Goal: Output as a numbered list every line from the start of the records through the line containing "watermark: @ Crypto", including that line, and leave out blank lines.

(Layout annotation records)
-------------------------

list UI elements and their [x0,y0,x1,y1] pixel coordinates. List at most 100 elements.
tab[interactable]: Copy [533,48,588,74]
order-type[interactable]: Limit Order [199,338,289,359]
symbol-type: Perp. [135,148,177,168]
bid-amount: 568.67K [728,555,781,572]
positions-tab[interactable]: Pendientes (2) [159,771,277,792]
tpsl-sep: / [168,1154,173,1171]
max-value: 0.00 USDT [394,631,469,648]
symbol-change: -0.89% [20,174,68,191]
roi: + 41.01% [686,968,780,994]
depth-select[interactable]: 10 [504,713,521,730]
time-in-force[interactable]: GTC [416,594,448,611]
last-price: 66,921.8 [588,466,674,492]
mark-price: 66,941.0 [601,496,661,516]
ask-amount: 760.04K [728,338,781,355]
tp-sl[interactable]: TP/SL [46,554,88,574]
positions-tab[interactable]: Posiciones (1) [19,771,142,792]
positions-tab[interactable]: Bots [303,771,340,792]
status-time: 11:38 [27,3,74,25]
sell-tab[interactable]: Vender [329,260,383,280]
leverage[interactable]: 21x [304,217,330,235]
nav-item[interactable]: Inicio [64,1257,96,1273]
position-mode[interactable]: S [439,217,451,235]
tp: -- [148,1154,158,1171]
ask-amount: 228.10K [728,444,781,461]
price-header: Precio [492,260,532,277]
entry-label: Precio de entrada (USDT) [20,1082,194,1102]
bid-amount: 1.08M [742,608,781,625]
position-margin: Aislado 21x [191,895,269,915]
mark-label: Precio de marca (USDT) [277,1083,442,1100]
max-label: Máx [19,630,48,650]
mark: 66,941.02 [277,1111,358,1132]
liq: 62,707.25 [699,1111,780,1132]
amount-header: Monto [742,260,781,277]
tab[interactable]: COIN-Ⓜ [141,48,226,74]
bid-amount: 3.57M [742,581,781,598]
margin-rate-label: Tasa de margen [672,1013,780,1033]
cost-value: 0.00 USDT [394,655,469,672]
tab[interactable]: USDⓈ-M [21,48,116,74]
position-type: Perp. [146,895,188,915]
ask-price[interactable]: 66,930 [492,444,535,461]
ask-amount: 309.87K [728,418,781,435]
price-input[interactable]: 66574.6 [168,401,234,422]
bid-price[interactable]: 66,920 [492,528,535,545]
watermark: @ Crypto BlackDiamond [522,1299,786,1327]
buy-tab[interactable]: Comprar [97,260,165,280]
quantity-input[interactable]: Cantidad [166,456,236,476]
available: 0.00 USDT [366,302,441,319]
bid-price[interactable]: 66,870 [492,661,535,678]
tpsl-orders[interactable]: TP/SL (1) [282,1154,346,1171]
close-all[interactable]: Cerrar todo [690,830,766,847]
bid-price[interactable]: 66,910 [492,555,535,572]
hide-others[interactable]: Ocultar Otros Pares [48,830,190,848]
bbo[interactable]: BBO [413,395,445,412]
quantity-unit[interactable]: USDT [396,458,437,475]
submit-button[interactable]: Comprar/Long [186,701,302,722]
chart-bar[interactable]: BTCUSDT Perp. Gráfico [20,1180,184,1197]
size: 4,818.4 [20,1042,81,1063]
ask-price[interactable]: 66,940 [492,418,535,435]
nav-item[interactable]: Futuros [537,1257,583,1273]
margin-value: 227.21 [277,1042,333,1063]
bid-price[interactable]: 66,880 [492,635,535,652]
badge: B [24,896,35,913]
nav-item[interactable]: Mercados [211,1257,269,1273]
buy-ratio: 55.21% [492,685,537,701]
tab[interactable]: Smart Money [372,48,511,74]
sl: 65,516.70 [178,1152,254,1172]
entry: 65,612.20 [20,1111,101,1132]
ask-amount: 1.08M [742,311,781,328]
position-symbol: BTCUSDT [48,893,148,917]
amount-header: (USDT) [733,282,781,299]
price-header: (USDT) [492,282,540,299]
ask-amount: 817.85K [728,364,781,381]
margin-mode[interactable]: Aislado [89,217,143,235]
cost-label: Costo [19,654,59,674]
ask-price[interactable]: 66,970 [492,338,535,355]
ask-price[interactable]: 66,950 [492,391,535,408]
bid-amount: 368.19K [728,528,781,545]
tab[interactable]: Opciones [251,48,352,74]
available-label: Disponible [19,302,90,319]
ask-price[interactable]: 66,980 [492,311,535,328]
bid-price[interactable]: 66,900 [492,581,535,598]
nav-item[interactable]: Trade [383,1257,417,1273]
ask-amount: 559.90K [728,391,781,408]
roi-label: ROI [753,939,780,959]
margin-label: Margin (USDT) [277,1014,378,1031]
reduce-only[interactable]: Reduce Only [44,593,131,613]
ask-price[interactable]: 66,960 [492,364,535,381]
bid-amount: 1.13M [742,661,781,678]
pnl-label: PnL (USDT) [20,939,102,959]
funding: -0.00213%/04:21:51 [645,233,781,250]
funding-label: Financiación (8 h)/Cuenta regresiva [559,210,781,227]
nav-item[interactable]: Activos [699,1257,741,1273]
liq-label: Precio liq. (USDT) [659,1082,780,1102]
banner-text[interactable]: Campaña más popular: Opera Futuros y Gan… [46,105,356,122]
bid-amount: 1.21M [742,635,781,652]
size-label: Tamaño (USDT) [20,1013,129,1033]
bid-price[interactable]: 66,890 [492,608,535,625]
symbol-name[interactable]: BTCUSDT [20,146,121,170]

-------------------------

Solution for this problem:
1. list UI elements and their [x0,y0,x1,y1] pixel coordinates. List at most 100 elements.
2. tab[interactable]: Copy [533,48,588,74]
3. order-type[interactable]: Limit Order [199,338,289,359]
4. symbol-type: Perp. [135,148,177,168]
5. bid-amount: 568.67K [728,555,781,572]
6. positions-tab[interactable]: Pendientes (2) [159,771,277,792]
7. tpsl-sep: / [168,1154,173,1171]
8. max-value: 0.00 USDT [394,631,469,648]
9. symbol-change: -0.89% [20,174,68,191]
10. roi: + 41.01% [686,968,780,994]
11. depth-select[interactable]: 10 [504,713,521,730]
12. time-in-force[interactable]: GTC [416,594,448,611]
13. last-price: 66,921.8 [588,466,674,492]
14. mark-price: 66,941.0 [601,496,661,516]
15. ask-amount: 760.04K [728,338,781,355]
16. tp-sl[interactable]: TP/SL [46,554,88,574]
17. positions-tab[interactable]: Posiciones (1) [19,771,142,792]
18. positions-tab[interactable]: Bots [303,771,340,792]
19. status-time: 11:38 [27,3,74,25]
20. sell-tab[interactable]: Vender [329,260,383,280]
21. leverage[interactable]: 21x [304,217,330,235]
22. nav-item[interactable]: Inicio [64,1257,96,1273]
23. position-mode[interactable]: S [439,217,451,235]
24. tp: -- [148,1154,158,1171]
25. ask-amount: 228.10K [728,444,781,461]
26. price-header: Precio [492,260,532,277]
27. entry-label: Precio de entrada (USDT) [20,1082,194,1102]
28. bid-amount: 1.08M [742,608,781,625]
29. position-margin: Aislado 21x [191,895,269,915]
30. mark-label: Precio de marca (USDT) [277,1083,442,1100]
31. max-label: Máx [19,630,48,650]
32. mark: 66,941.02 [277,1111,358,1132]
33. liq: 62,707.25 [699,1111,780,1132]
34. amount-header: Monto [742,260,781,277]
35. tab[interactable]: COIN-Ⓜ [141,48,226,74]
36. bid-amount: 3.57M [742,581,781,598]
37. margin-rate-label: Tasa de margen [672,1013,780,1033]
38. cost-value: 0.00 USDT [394,655,469,672]
39. tab[interactable]: USDⓈ-M [21,48,116,74]
40. position-type: Perp. [146,895,188,915]
41. ask-price[interactable]: 66,930 [492,444,535,461]
42. ask-amount: 309.87K [728,418,781,435]
43. price-input[interactable]: 66574.6 [168,401,234,422]
44. bid-price[interactable]: 66,920 [492,528,535,545]
45. watermark: @ Crypto BlackDiamond [522,1299,786,1327]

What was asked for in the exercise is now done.